WRITTEN TASK
Can you express every line of the records, from the line containing "day-number: 27 xyxy=(386,104,397,114)" down to the line containing "day-cell[interactable]: 6 xyxy=(675,433,769,495)" with both ends included, as a JSON list of strings, one string per line and blank lines omitted?
==================================================
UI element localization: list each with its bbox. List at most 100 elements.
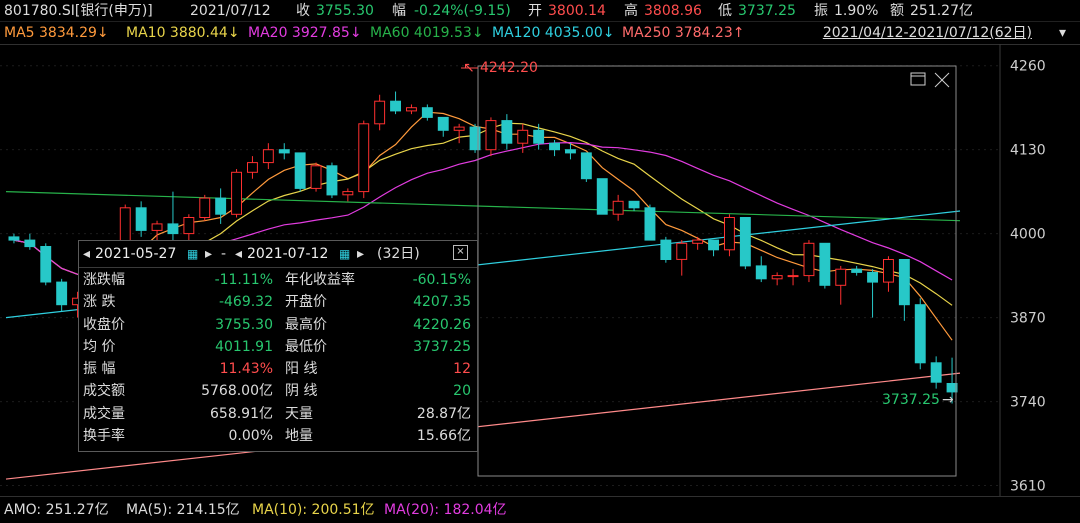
stat-label: 涨 跌 (83, 294, 116, 311)
candle (358, 120, 370, 199)
candle-body (485, 120, 497, 151)
interval-stats-panel: ◂ 2021-05-27 ▦ ▸ - ◂ 2021-07-12 ▦ ▸ (32日… (78, 240, 478, 452)
candle-body (294, 152, 306, 189)
stat-label: 收盘价 (83, 316, 125, 333)
chevron-down-icon[interactable]: ▾ (1059, 22, 1066, 44)
candle (278, 143, 290, 160)
candle (612, 194, 624, 221)
candle (708, 239, 719, 257)
candle-body (453, 126, 465, 131)
candle-body (883, 259, 894, 283)
open-label: 开 (528, 3, 542, 19)
next-end-icon[interactable]: ▸ (357, 241, 364, 267)
stats-row: 成交额 5768.00亿阴 线 20 (79, 380, 477, 402)
candle-body (739, 217, 751, 267)
y-tick-label: 3870 (1010, 311, 1046, 327)
candle-body (199, 197, 211, 219)
candle (803, 240, 815, 283)
candle-body (867, 271, 878, 283)
low-arrow-icon: → (942, 392, 954, 408)
candle-body (56, 281, 68, 306)
candle (596, 178, 608, 215)
close-icon[interactable] (934, 72, 950, 88)
candle (819, 242, 831, 289)
end-date[interactable]: 2021-07-12 (247, 241, 328, 267)
candle (24, 233, 36, 250)
candle (644, 204, 656, 241)
candle (421, 104, 433, 121)
candle-body (819, 242, 831, 286)
candle (56, 278, 68, 312)
stat-label: 最高价 (285, 316, 327, 333)
stat-value: 4011.91 (215, 338, 273, 355)
calendar-end-icon[interactable]: ▦ (339, 241, 350, 267)
stats-row: 换手率 0.00% 地量 15.66亿 (79, 425, 477, 447)
stat-label: 年化收益率 (285, 272, 355, 288)
change-value: -0.24%(-9.15) (414, 3, 511, 19)
stat-label: 最低价 (285, 338, 327, 355)
candle-body (8, 236, 20, 241)
candle-body (262, 149, 274, 164)
candle-body (676, 242, 688, 260)
candle (724, 214, 735, 257)
stats-row: 涨跌幅 -11.11% 年化收益率 -60.15% (79, 269, 477, 291)
quote-date: 2021/07/12 (190, 3, 271, 19)
high-label: 高 (624, 3, 638, 19)
stat-value: 658.91亿 (210, 405, 273, 422)
start-date[interactable]: 2021-05-27 (95, 241, 176, 267)
candle (390, 91, 402, 115)
candle-body (930, 362, 942, 383)
candle (660, 236, 672, 263)
candle (231, 169, 243, 218)
high-label: 4242.20 (480, 60, 538, 76)
stat-value: -469.32 (218, 294, 273, 311)
y-tick-label: 4130 (1010, 143, 1046, 159)
candle (342, 188, 354, 202)
stat-value: 12 (453, 361, 471, 378)
candle (135, 201, 147, 237)
candle-body (437, 116, 449, 131)
y-axis: 4260 4130 4000 3870 3740 3610 (999, 44, 1046, 496)
low-label: 3737.25 (882, 392, 940, 408)
candle (406, 104, 417, 115)
candle-body (580, 152, 592, 180)
candle-body (231, 171, 243, 215)
close-value: 3755.30 (316, 3, 374, 19)
high-arrow-icon: ↖ (463, 60, 475, 76)
candle (676, 240, 688, 276)
candle (453, 123, 465, 144)
candle-body (898, 259, 910, 306)
amount-value: 251.27亿 (910, 3, 973, 19)
stat-label: 阳 线 (285, 361, 318, 378)
security-code: 801780.SI[银行(申万)] (4, 3, 153, 19)
stat-label: 振 幅 (83, 361, 116, 378)
prev-icon[interactable]: ◂ (83, 241, 90, 267)
calendar-icon[interactable]: ▦ (187, 241, 198, 267)
candle (199, 194, 211, 221)
amount-label: 额 (890, 3, 904, 19)
stat-label: 阴 线 (285, 383, 318, 400)
stat-label: 开盘价 (285, 294, 327, 311)
candle-body (501, 120, 513, 144)
candle (883, 256, 894, 292)
candle-body (40, 246, 52, 283)
stat-value: -11.11% (214, 272, 273, 288)
candle-body (310, 165, 322, 189)
restore-icon[interactable] (910, 72, 926, 86)
candle-body (914, 304, 926, 364)
stat-value: 3737.25 (413, 338, 471, 355)
candle-body (771, 275, 783, 280)
stats-row: 收盘价 3755.30 最高价 4220.26 (79, 314, 477, 336)
candle-body (374, 100, 386, 125)
next-icon[interactable]: ▸ (205, 241, 212, 267)
candle (40, 243, 52, 286)
close-icon[interactable]: × (453, 245, 468, 260)
candle (835, 265, 847, 305)
candle-body (724, 217, 735, 251)
prev-end-icon[interactable]: ◂ (235, 241, 242, 267)
candle-body (278, 149, 290, 154)
period-selector[interactable]: 2021/04/12-2021/07/12(62日) (823, 22, 1032, 44)
candle-body (390, 100, 402, 112)
amo-ma5: MA(5): 214.15亿 (126, 502, 240, 518)
amount-indicator-bar: AMO: 251.27亿 MA(5): 214.15亿 MA(10): 200.… (0, 496, 1080, 523)
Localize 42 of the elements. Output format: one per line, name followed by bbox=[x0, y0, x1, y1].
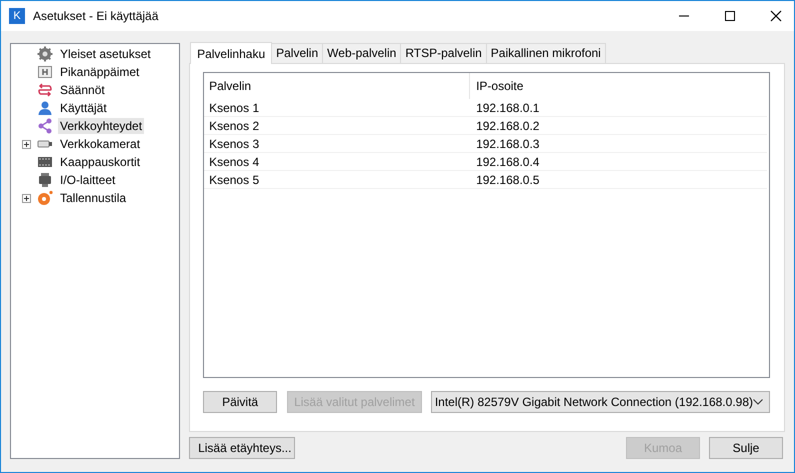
tab[interactable]: Palvelinhaku bbox=[190, 42, 272, 64]
person-icon bbox=[37, 100, 53, 116]
table-cell-text: Ksenos 5 bbox=[208, 172, 260, 186]
device-icon bbox=[37, 172, 53, 188]
sidebar-item[interactable]: Tallennustila bbox=[58, 190, 128, 206]
expand-icon[interactable] bbox=[22, 140, 31, 148]
add-remote-button[interactable]: Lisää etäyhteys... bbox=[189, 437, 296, 459]
film-icon bbox=[37, 154, 53, 170]
table-cell-text: 192.168.0.4 bbox=[475, 154, 540, 168]
key-icon bbox=[37, 64, 53, 80]
sidebar-item[interactable]: Yleiset asetukset bbox=[58, 46, 153, 62]
expand-icon[interactable] bbox=[22, 194, 31, 202]
chevron-down-icon bbox=[753, 399, 763, 405]
panel-button[interactable]: Päivitä bbox=[203, 391, 278, 413]
close-icon[interactable] bbox=[770, 10, 782, 22]
table-cell-text: 192.168.0.5 bbox=[475, 172, 540, 186]
sidebar-item[interactable]: Pikanäppäimet bbox=[58, 64, 142, 80]
arrows-icon bbox=[37, 82, 53, 98]
column-header[interactable]: Palvelin bbox=[204, 73, 470, 99]
maximize-icon[interactable] bbox=[724, 10, 736, 22]
sidebar-item[interactable]: Kaappauskortit bbox=[58, 154, 142, 170]
table-cell-text: 192.168.0.1 bbox=[475, 100, 540, 114]
dialog-button[interactable]: Sulje bbox=[709, 437, 783, 459]
disc-icon bbox=[37, 190, 53, 206]
table-cell-text: 192.168.0.2 bbox=[475, 118, 540, 132]
table-cell-text: 192.168.0.3 bbox=[475, 136, 540, 150]
sidebar-item[interactable]: Verkkokamerat bbox=[58, 136, 142, 152]
app-logo: K bbox=[9, 8, 25, 24]
share-icon bbox=[37, 118, 53, 134]
sidebar-item[interactable]: Säännöt bbox=[58, 82, 107, 98]
table-cell-text: Ksenos 2 bbox=[208, 118, 260, 132]
table-cell-text: Ksenos 4 bbox=[208, 154, 260, 168]
table-cell-text: Ksenos 1 bbox=[208, 100, 260, 114]
sidebar-item[interactable]: Verkkoyhteydet bbox=[58, 118, 144, 134]
column-header[interactable]: IP-osoite bbox=[470, 79, 769, 93]
table-cell-text: Ksenos 3 bbox=[208, 136, 260, 150]
tab[interactable]: Paikallinen mikrofoni bbox=[486, 43, 606, 63]
gear-icon bbox=[37, 46, 53, 62]
sidebar-item[interactable]: Käyttäjät bbox=[58, 100, 109, 116]
network-dropdown[interactable]: Intel(R) 82579V Gigabit Network Connection (192.168.0.98) bbox=[430, 391, 770, 413]
sidebar-item[interactable]: I/O-laitteet bbox=[58, 172, 118, 188]
window-title: Asetukset - Ei käyttäjää bbox=[33, 9, 158, 23]
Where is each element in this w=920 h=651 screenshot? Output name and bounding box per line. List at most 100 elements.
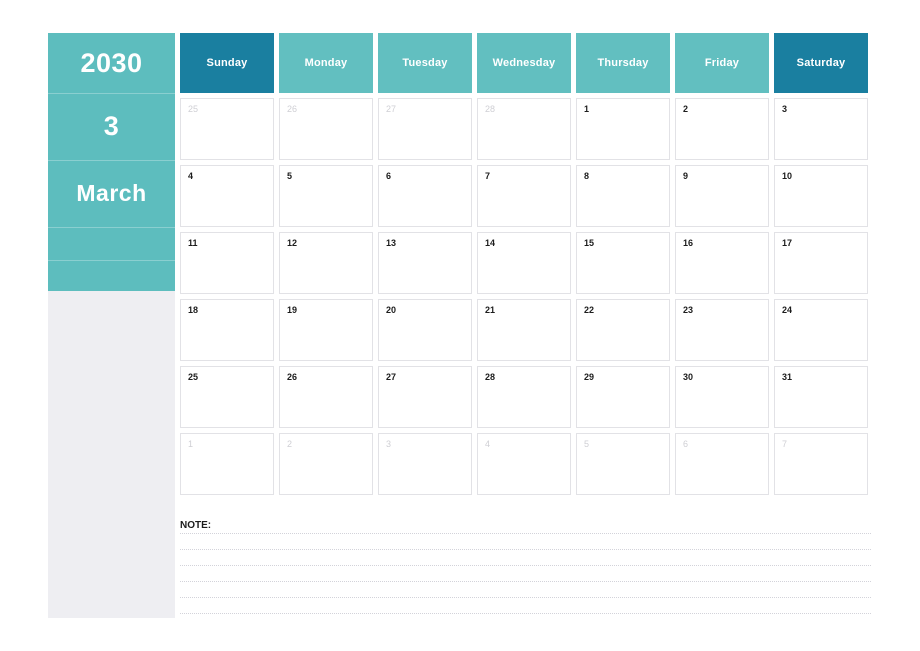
day-number: 27 xyxy=(386,104,397,114)
day-cell[interactable]: 5 xyxy=(576,433,670,495)
note-ruled-line[interactable] xyxy=(180,597,871,598)
day-number: 19 xyxy=(287,305,298,315)
day-number: 8 xyxy=(584,171,590,181)
day-number: 15 xyxy=(584,238,595,248)
day-cell[interactable]: 7 xyxy=(477,165,571,227)
day-cell[interactable]: 6 xyxy=(675,433,769,495)
day-number: 18 xyxy=(188,305,199,315)
day-cell[interactable]: 19 xyxy=(279,299,373,361)
day-cell[interactable]: 14 xyxy=(477,232,571,294)
weekday-header-thursday[interactable]: Thursday xyxy=(576,33,670,93)
day-number: 14 xyxy=(485,238,496,248)
day-cell[interactable]: 30 xyxy=(675,366,769,428)
weekday-header-friday[interactable]: Friday xyxy=(675,33,769,93)
day-cell[interactable]: 3 xyxy=(378,433,472,495)
day-number: 28 xyxy=(485,372,496,382)
day-number: 17 xyxy=(782,238,793,248)
day-cell[interactable]: 1 xyxy=(180,433,274,495)
week-row: 25 26 27 28 1 2 3 xyxy=(180,98,871,160)
day-number: 1 xyxy=(188,439,194,449)
day-cell[interactable]: 29 xyxy=(576,366,670,428)
day-number: 23 xyxy=(683,305,694,315)
weekday-header-monday[interactable]: Monday xyxy=(279,33,373,93)
note-ruled-line[interactable] xyxy=(180,533,871,534)
day-number: 27 xyxy=(386,372,397,382)
day-cell[interactable]: 6 xyxy=(378,165,472,227)
note-ruled-line[interactable] xyxy=(180,565,871,566)
day-number: 24 xyxy=(782,305,793,315)
day-number: 3 xyxy=(386,439,392,449)
week-row: 1 2 3 4 5 6 7 xyxy=(180,433,871,495)
week-row: 18 19 20 21 22 23 24 xyxy=(180,299,871,361)
note-label: NOTE: xyxy=(180,520,212,531)
day-number: 26 xyxy=(287,372,298,382)
day-cell[interactable]: 26 xyxy=(279,98,373,160)
day-number: 6 xyxy=(386,171,392,181)
day-number: 25 xyxy=(188,372,199,382)
sidebar-year-label: 2030 xyxy=(80,47,143,78)
day-number: 9 xyxy=(683,171,689,181)
sidebar-month-name: March xyxy=(48,160,175,227)
day-cell[interactable]: 4 xyxy=(477,433,571,495)
week-row: 11 12 13 14 15 16 17 xyxy=(180,232,871,294)
day-cell[interactable]: 23 xyxy=(675,299,769,361)
day-cell[interactable]: 3 xyxy=(774,98,868,160)
day-cell[interactable]: 18 xyxy=(180,299,274,361)
day-number: 11 xyxy=(188,238,198,248)
day-cell[interactable]: 25 xyxy=(180,366,274,428)
day-cell[interactable]: 27 xyxy=(378,98,472,160)
day-cell[interactable]: 7 xyxy=(774,433,868,495)
day-cell[interactable]: 28 xyxy=(477,366,571,428)
day-cell[interactable]: 31 xyxy=(774,366,868,428)
day-cell[interactable]: 2 xyxy=(279,433,373,495)
day-cell[interactable]: 25 xyxy=(180,98,274,160)
day-cell[interactable]: 17 xyxy=(774,232,868,294)
sidebar-month-number-label: 3 xyxy=(103,111,120,141)
calendar-grid: Sunday Monday Tuesday Wednesday Thursday Frid… xyxy=(180,33,871,495)
calendar-page: 2030 3 March Sunday Monday Tuesday Wednesda… xyxy=(0,0,920,651)
day-cell[interactable]: 9 xyxy=(675,165,769,227)
day-number: 5 xyxy=(584,439,590,449)
day-cell[interactable]: 28 xyxy=(477,98,571,160)
day-cell[interactable]: 13 xyxy=(378,232,472,294)
note-ruled-line[interactable] xyxy=(180,549,871,550)
day-number: 22 xyxy=(584,305,595,315)
note-section: NOTE: xyxy=(180,520,871,629)
day-cell[interactable]: 21 xyxy=(477,299,571,361)
sidebar-year: 2030 xyxy=(48,33,175,93)
day-cell[interactable]: 1 xyxy=(576,98,670,160)
day-number: 2 xyxy=(287,439,293,449)
weekday-header-row: Sunday Monday Tuesday Wednesday Thursday Frid… xyxy=(180,33,871,93)
week-row: 25 26 27 28 29 30 31 xyxy=(180,366,871,428)
day-number: 12 xyxy=(287,238,298,248)
day-cell[interactable]: 8 xyxy=(576,165,670,227)
day-cell[interactable]: 5 xyxy=(279,165,373,227)
sidebar-divider-4 xyxy=(48,260,175,261)
day-cell[interactable]: 22 xyxy=(576,299,670,361)
day-cell[interactable]: 15 xyxy=(576,232,670,294)
weekday-header-sunday[interactable]: Sunday xyxy=(180,33,274,93)
day-cell[interactable]: 24 xyxy=(774,299,868,361)
day-number: 28 xyxy=(485,104,496,114)
day-cell[interactable]: 2 xyxy=(675,98,769,160)
day-cell[interactable]: 4 xyxy=(180,165,274,227)
sidebar-divider-3 xyxy=(48,227,175,228)
note-ruled-line[interactable] xyxy=(180,613,871,614)
sidebar-month-number: 3 xyxy=(48,93,175,160)
day-number: 16 xyxy=(683,238,694,248)
weekday-header-wednesday[interactable]: Wednesday xyxy=(477,33,571,93)
day-cell[interactable]: 12 xyxy=(279,232,373,294)
day-number: 4 xyxy=(188,171,194,181)
day-number: 31 xyxy=(782,372,793,382)
day-number: 5 xyxy=(287,171,293,181)
day-cell[interactable]: 10 xyxy=(774,165,868,227)
day-cell[interactable]: 20 xyxy=(378,299,472,361)
note-ruled-line[interactable] xyxy=(180,581,871,582)
weekday-header-tuesday[interactable]: Tuesday xyxy=(378,33,472,93)
day-cell[interactable]: 26 xyxy=(279,366,373,428)
day-cell[interactable]: 27 xyxy=(378,366,472,428)
day-cell[interactable]: 11 xyxy=(180,232,274,294)
weekday-header-saturday[interactable]: Saturday xyxy=(774,33,868,93)
day-number: 21 xyxy=(485,305,496,315)
day-cell[interactable]: 16 xyxy=(675,232,769,294)
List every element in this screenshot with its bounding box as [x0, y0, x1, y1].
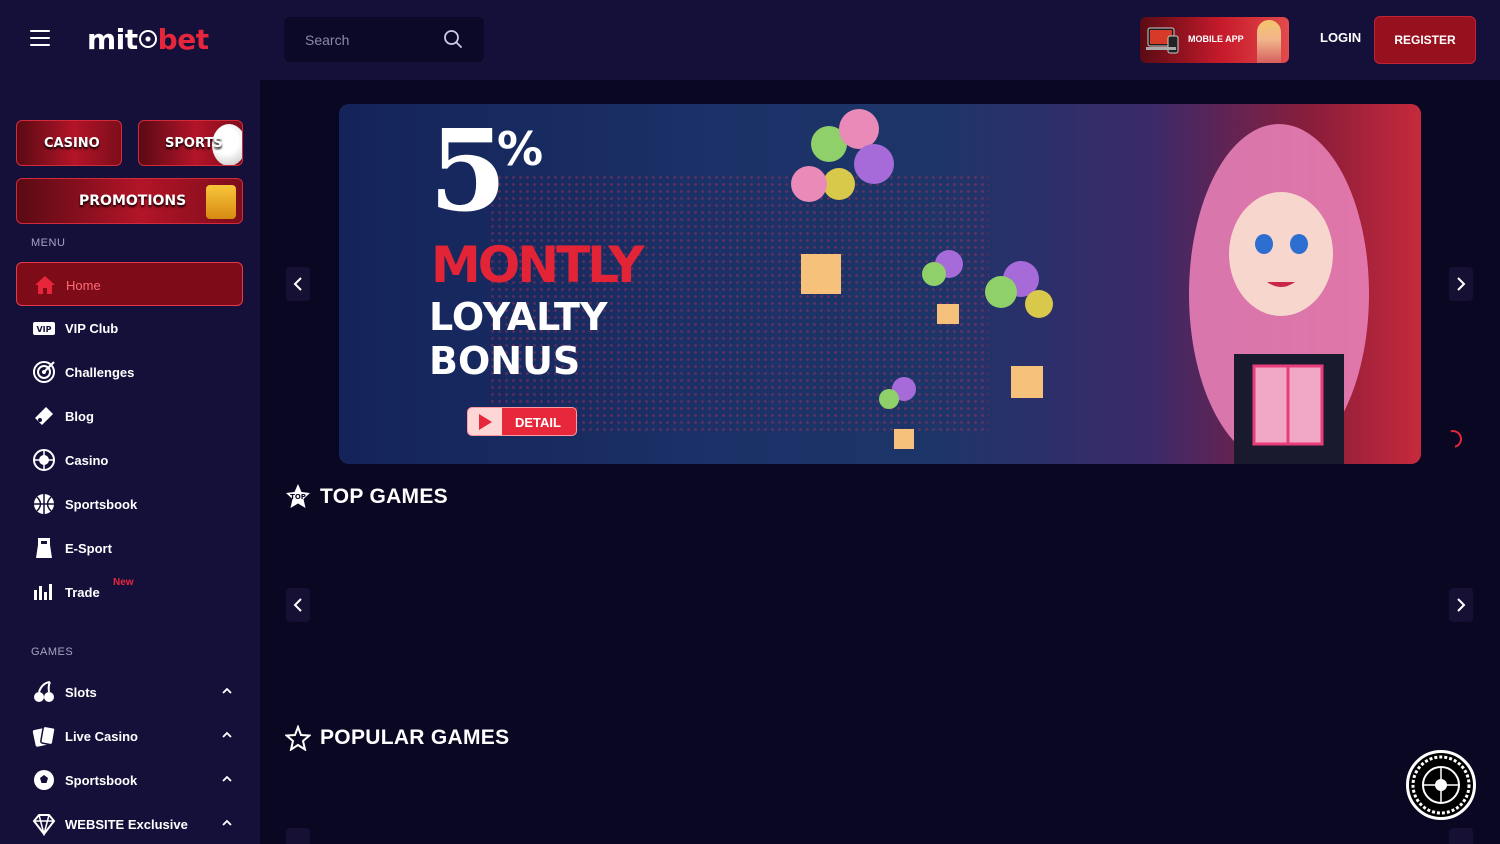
cards-icon [32, 725, 56, 747]
new-badge: New [113, 577, 134, 588]
promotions-tile-label: PROMOTIONS [79, 193, 187, 209]
roulette-icon [33, 449, 55, 471]
promotions-tile[interactable]: PROMOTIONS [16, 178, 243, 224]
play-icon [468, 408, 502, 435]
chevron-right-icon [1457, 598, 1466, 612]
banner-detail-button[interactable]: DETAIL [467, 407, 577, 436]
sidebar-item-label: Slots [65, 685, 97, 700]
sidebar-item-label: Trade [65, 585, 100, 600]
search-icon[interactable] [443, 29, 463, 49]
svg-text:VIP: VIP [36, 325, 51, 334]
games-section-label: GAMES [31, 646, 74, 658]
sidebar-item-label: Casino [65, 453, 109, 468]
top-games-title: TOP GAMES [320, 485, 448, 508]
menu-section-label: MENU [31, 237, 66, 249]
search-input[interactable] [284, 17, 434, 62]
target-icon [33, 361, 55, 383]
sidebar-item-challenges[interactable]: Challenges [16, 350, 243, 394]
sidebar-item-label: Blog [65, 409, 94, 424]
chevron-up-icon[interactable] [221, 685, 233, 697]
loading-spinner [1440, 426, 1466, 452]
banner-line-montly: MONTLY [431, 236, 644, 294]
top-header: mitbet MOBILE APP LOGIN REGISTER [0, 0, 1500, 80]
mobile-app-button[interactable]: MOBILE APP [1140, 17, 1289, 63]
devices-icon [1146, 27, 1179, 54]
sidebar-item-live-casino[interactable]: Live Casino [16, 714, 243, 758]
home-icon [35, 276, 55, 294]
football-icon [34, 770, 54, 790]
chevron-left-icon [293, 598, 302, 612]
popular-games-prev-button[interactable] [286, 828, 310, 844]
promo-character-image [1189, 124, 1369, 464]
logo-text-part1: mit [87, 23, 138, 56]
chevron-up-icon[interactable] [221, 729, 233, 741]
popular-games-next-button[interactable] [1449, 828, 1473, 844]
sidebar-item-website-exclusive[interactable]: WEBSITE Exclusive [16, 802, 243, 844]
banner-percent: % [497, 122, 544, 176]
sidebar-item-label: Sportsbook [65, 497, 138, 512]
top-games-next-button[interactable] [1449, 588, 1473, 622]
diamond-icon [32, 814, 56, 836]
vip-icon: VIP [33, 322, 55, 335]
roulette-chat-button[interactable] [1406, 750, 1476, 820]
sports-tile-label: SPORTS [165, 136, 223, 151]
sidebar-item-slots[interactable]: Slots [16, 670, 243, 714]
chevron-right-icon [1457, 277, 1466, 291]
register-button[interactable]: REGISTER [1374, 16, 1476, 64]
sidebar-item-sportsbook[interactable]: Sportsbook [16, 482, 243, 526]
star-icon [285, 725, 311, 751]
logo-text-part2: bet [157, 23, 209, 56]
sidebar: CASINO SPORTS PROMOTIONS MENU Home VIP V… [0, 80, 260, 844]
promo-banner[interactable]: 5 % MONTLY LOYALTY BONUS DETAIL [339, 104, 1421, 464]
sidebar-item-e-sport[interactable]: E-Sport [16, 526, 243, 570]
sidebar-item-label: Challenges [65, 365, 135, 380]
mobile-app-label: MOBILE APP [1188, 34, 1244, 44]
basketball-icon [34, 494, 54, 514]
promo-model-image [1257, 20, 1281, 63]
casino-tile-label: CASINO [44, 136, 100, 151]
site-logo[interactable]: mit bet [87, 22, 209, 58]
chevron-left-icon [293, 277, 302, 291]
top-games-icon: TOP [286, 484, 310, 508]
banner-line-bonus: BONUS [429, 339, 581, 383]
banner-prev-button[interactable] [286, 267, 310, 301]
blog-icon [35, 407, 53, 425]
sidebar-item-label: E-Sport [65, 541, 112, 556]
casino-tile[interactable]: CASINO [16, 120, 122, 166]
chart-icon [34, 584, 52, 600]
sidebar-item-trade[interactable]: Trade New [16, 570, 243, 614]
banner-detail-label: DETAIL [515, 415, 561, 430]
roulette-wheel-icon [1411, 755, 1471, 815]
sidebar-item-label: Sportsbook [65, 773, 138, 788]
top-badge-text: TOP [290, 493, 306, 501]
logo-chip-icon [138, 30, 157, 48]
chevron-up-icon[interactable] [221, 773, 233, 785]
popular-games-title: POPULAR GAMES [320, 726, 510, 749]
sidebar-item-sportsbook-games[interactable]: Sportsbook [16, 758, 243, 802]
sidebar-item-home[interactable]: Home [16, 262, 243, 306]
banner-line-loyalty: LOYALTY [429, 295, 608, 339]
login-button[interactable]: LOGIN [1320, 30, 1361, 45]
top-games-prev-button[interactable] [286, 588, 310, 622]
sidebar-item-vip-club[interactable]: VIP VIP Club [16, 306, 243, 350]
sidebar-item-blog[interactable]: Blog [16, 394, 243, 438]
sidebar-item-label: Live Casino [65, 729, 138, 744]
sidebar-item-label: WEBSITE Exclusive [65, 817, 188, 832]
esport-icon [36, 538, 52, 558]
chevron-up-icon[interactable] [221, 817, 233, 829]
banner-next-button[interactable] [1449, 267, 1473, 301]
gift-box-icon [206, 185, 236, 219]
sports-tile[interactable]: SPORTS [138, 120, 243, 166]
sidebar-item-label: VIP Club [65, 321, 119, 336]
banner-big-number: 5 [429, 106, 507, 237]
cherry-icon [34, 681, 54, 702]
sidebar-item-casino[interactable]: Casino [16, 438, 243, 482]
balloons-decoration [791, 109, 1053, 449]
sidebar-item-label: Home [66, 278, 101, 293]
hamburger-menu-icon[interactable] [30, 30, 50, 48]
==================================================
ANSWER
[
  "day-number: 27 xyxy=(386,104,397,114)",
  "day-cell[interactable]: 5 xyxy=(576,433,670,495)",
  "note-ruled-line[interactable] xyxy=(180,597,871,598)",
  "day-number: 19 xyxy=(287,305,298,315)",
  "day-number: 8 xyxy=(584,171,590,181)",
  "day-number: 15 xyxy=(584,238,595,248)",
  "day-cell[interactable]: 7 xyxy=(477,165,571,227)",
  "day-cell[interactable]: 6 xyxy=(675,433,769,495)"
]